GIVEN TASK
Write out the full listing exactly as given, minus the images.

Data listing

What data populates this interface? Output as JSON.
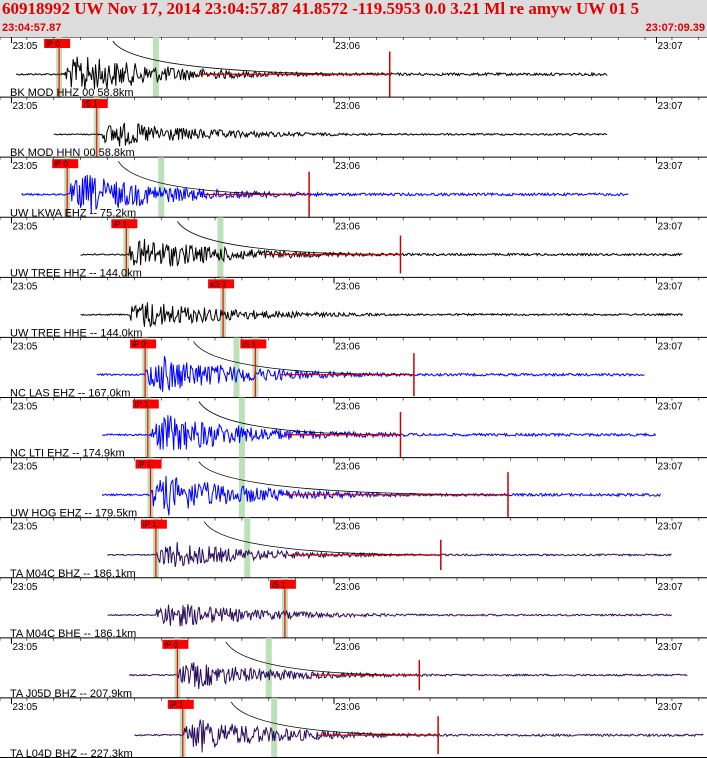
{
  "header": {
    "title": "60918992 UW Nov 17, 2014 23:04:57.87   41.8572 -119.5953  0.0 3.21 Ml re amyw UW 01   5",
    "start_time": "23:04:57.87",
    "end_time": "23:07:09.39"
  },
  "colors": {
    "header_bg": "#dcdcdc",
    "header_text": "#e00000",
    "pick_box": "#ff0000",
    "pick_window": "#b5deb0",
    "trace_black": "#000000",
    "trace_blue": "#0000ff",
    "trace_purple": "#2a0e5e",
    "coda_red": "#cc0000"
  },
  "chart_data": {
    "type": "seismogram",
    "time_axis": {
      "start": "23:04:57.87",
      "end": "23:07:09.39",
      "tick_labels": [
        "23:05",
        "23:06",
        "23:07"
      ],
      "tick_seconds": [
        2.13,
        62.13,
        122.13
      ],
      "span_seconds": 131.52
    },
    "traces": [
      {
        "label": "BK MOD HHZ 00 58.8km",
        "color": "black",
        "data_end_s": 113,
        "onset_s": 12,
        "amp": 0.9,
        "picks": [
          {
            "label": "iP 0",
            "t": 11
          }
        ],
        "coda_line": true,
        "coda_mark_s": 72.5
      },
      {
        "label": "BK MOD HHN 00 58.8km",
        "color": "black",
        "data_end_s": 113,
        "onset_s": 19,
        "amp": 0.6,
        "picks": [
          {
            "label": "iS 1",
            "t": 18
          }
        ],
        "coda_line": false
      },
      {
        "label": "UW LKWA EHZ -- 75.2km",
        "color": "blue",
        "data_end_s": 117,
        "onset_s": 13,
        "amp": 0.9,
        "picks": [
          {
            "label": "iP 0",
            "t": 12.5
          }
        ],
        "coda_line": true,
        "coda_mark_s": 57.5
      },
      {
        "label": "UW TREE HHZ -- 144.0km",
        "color": "black",
        "data_end_s": 127,
        "onset_s": 24,
        "amp": 0.75,
        "picks": [
          {
            "label": "iP 1",
            "t": 23.5
          }
        ],
        "coda_line": true,
        "coda_mark_s": 74.5
      },
      {
        "label": "UW TREE HHE -- 144.0km",
        "color": "black",
        "data_end_s": 127,
        "onset_s": 24,
        "amp": 0.65,
        "picks": [
          {
            "label": "eS 2",
            "t": 41.5
          }
        ],
        "coda_line": false
      },
      {
        "label": "NC LAS EHZ -- 167.0km",
        "color": "blue",
        "data_end_s": 120,
        "onset_s": 27,
        "amp": 0.85,
        "picks": [
          {
            "label": "iP 0",
            "t": 27
          },
          {
            "label": "iS 1",
            "t": 47.5
          }
        ],
        "coda_line": true,
        "coda_mark_s": 77
      },
      {
        "label": "NC LTI EHZ -- 174.9km",
        "color": "blue",
        "data_end_s": 122,
        "onset_s": 28,
        "amp": 0.9,
        "picks": [
          {
            "label": "iP 1",
            "t": 27.5
          }
        ],
        "coda_line": true,
        "coda_mark_s": 74.5
      },
      {
        "label": "UW HOG EHZ -- 179.5km",
        "color": "blue",
        "data_end_s": 123,
        "onset_s": 28,
        "amp": 0.9,
        "picks": [
          {
            "label": "iP 1",
            "t": 28
          }
        ],
        "coda_line": true,
        "coda_mark_s": 94.5
      },
      {
        "label": "TA M04C BHZ -- 186.1km",
        "color": "purple",
        "data_end_s": 125,
        "onset_s": 29,
        "amp": 0.6,
        "picks": [
          {
            "label": "iP 1",
            "t": 29
          }
        ],
        "coda_line": true,
        "coda_mark_s": 82
      },
      {
        "label": "TA M04C BHE -- 186.1km",
        "color": "purple",
        "data_end_s": 125,
        "onset_s": 29,
        "amp": 0.6,
        "picks": [
          {
            "label": "iS 1",
            "t": 53
          }
        ],
        "coda_line": false
      },
      {
        "label": "TA J05D BHZ -- 207.9km",
        "color": "purple",
        "data_end_s": 128,
        "onset_s": 33,
        "amp": 0.6,
        "picks": [
          {
            "label": "iP 0",
            "t": 33
          }
        ],
        "coda_line": true,
        "coda_mark_s": 78
      },
      {
        "label": "TA L04D BHZ -- 227.3km",
        "color": "purple",
        "data_end_s": 131,
        "onset_s": 34,
        "amp": 0.75,
        "picks": [
          {
            "label": "iP 1",
            "t": 34
          }
        ],
        "coda_line": true,
        "coda_mark_s": 81.5
      }
    ]
  }
}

CORRECT OUTPUT
What data populates this interface? Output as JSON.
{
  "header": {
    "title": "60918992 UW Nov 17, 2014 23:04:57.87   41.8572 -119.5953  0.0 3.21 Ml re amyw UW 01   5",
    "start_time": "23:04:57.87",
    "end_time": "23:07:09.39"
  },
  "colors": {
    "header_bg": "#dcdcdc",
    "header_text": "#e00000",
    "pick_box": "#ff0000",
    "pick_window": "#b5deb0",
    "trace_black": "#000000",
    "trace_blue": "#0000ff",
    "trace_purple": "#2a0e5e",
    "coda_red": "#cc0000"
  },
  "chart_data": {
    "type": "seismogram",
    "time_axis": {
      "start": "23:04:57.87",
      "end": "23:07:09.39",
      "tick_labels": [
        "23:05",
        "23:06",
        "23:07"
      ],
      "tick_seconds": [
        2.13,
        62.13,
        122.13
      ],
      "span_seconds": 131.52
    },
    "traces": [
      {
        "label": "BK MOD HHZ 00 58.8km",
        "color": "black",
        "data_end_s": 113,
        "onset_s": 12,
        "amp": 0.9,
        "picks": [
          {
            "label": "iP 0",
            "t": 11
          }
        ],
        "coda_line": true,
        "coda_mark_s": 72.5
      },
      {
        "label": "BK MOD HHN 00 58.8km",
        "color": "black",
        "data_end_s": 113,
        "onset_s": 19,
        "amp": 0.6,
        "picks": [
          {
            "label": "iS 1",
            "t": 18
          }
        ],
        "coda_line": false
      },
      {
        "label": "UW LKWA EHZ -- 75.2km",
        "color": "blue",
        "data_end_s": 117,
        "onset_s": 13,
        "amp": 0.9,
        "picks": [
          {
            "label": "iP 0",
            "t": 12.5
          }
        ],
        "coda_line": true,
        "coda_mark_s": 57.5
      },
      {
        "label": "UW TREE HHZ -- 144.0km",
        "color": "black",
        "data_end_s": 127,
        "onset_s": 24,
        "amp": 0.75,
        "picks": [
          {
            "label": "iP 1",
            "t": 23.5
          }
        ],
        "coda_line": true,
        "coda_mark_s": 74.5
      },
      {
        "label": "UW TREE HHE -- 144.0km",
        "color": "black",
        "data_end_s": 127,
        "onset_s": 24,
        "amp": 0.65,
        "picks": [
          {
            "label": "eS 2",
            "t": 41.5
          }
        ],
        "coda_line": false
      },
      {
        "label": "NC LAS EHZ -- 167.0km",
        "color": "blue",
        "data_end_s": 120,
        "onset_s": 27,
        "amp": 0.85,
        "picks": [
          {
            "label": "iP 0",
            "t": 27
          },
          {
            "label": "iS 1",
            "t": 47.5
          }
        ],
        "coda_line": true,
        "coda_mark_s": 77
      },
      {
        "label": "NC LTI EHZ -- 174.9km",
        "color": "blue",
        "data_end_s": 122,
        "onset_s": 28,
        "amp": 0.9,
        "picks": [
          {
            "label": "iP 1",
            "t": 27.5
          }
        ],
        "coda_line": true,
        "coda_mark_s": 74.5
      },
      {
        "label": "UW HOG EHZ -- 179.5km",
        "color": "blue",
        "data_end_s": 123,
        "onset_s": 28,
        "amp": 0.9,
        "picks": [
          {
            "label": "iP 1",
            "t": 28
          }
        ],
        "coda_line": true,
        "coda_mark_s": 94.5
      },
      {
        "label": "TA M04C BHZ -- 186.1km",
        "color": "purple",
        "data_end_s": 125,
        "onset_s": 29,
        "amp": 0.6,
        "picks": [
          {
            "label": "iP 1",
            "t": 29
          }
        ],
        "coda_line": true,
        "coda_mark_s": 82
      },
      {
        "label": "TA M04C BHE -- 186.1km",
        "color": "purple",
        "data_end_s": 125,
        "onset_s": 29,
        "amp": 0.6,
        "picks": [
          {
            "label": "iS 1",
            "t": 53
          }
        ],
        "coda_line": false
      },
      {
        "label": "TA J05D BHZ -- 207.9km",
        "color": "purple",
        "data_end_s": 128,
        "onset_s": 33,
        "amp": 0.6,
        "picks": [
          {
            "label": "iP 0",
            "t": 33
          }
        ],
        "coda_line": true,
        "coda_mark_s": 78
      },
      {
        "label": "TA L04D BHZ -- 227.3km",
        "color": "purple",
        "data_end_s": 131,
        "onset_s": 34,
        "amp": 0.75,
        "picks": [
          {
            "label": "iP 1",
            "t": 34
          }
        ],
        "coda_line": true,
        "coda_mark_s": 81.5
      }
    ]
  }
}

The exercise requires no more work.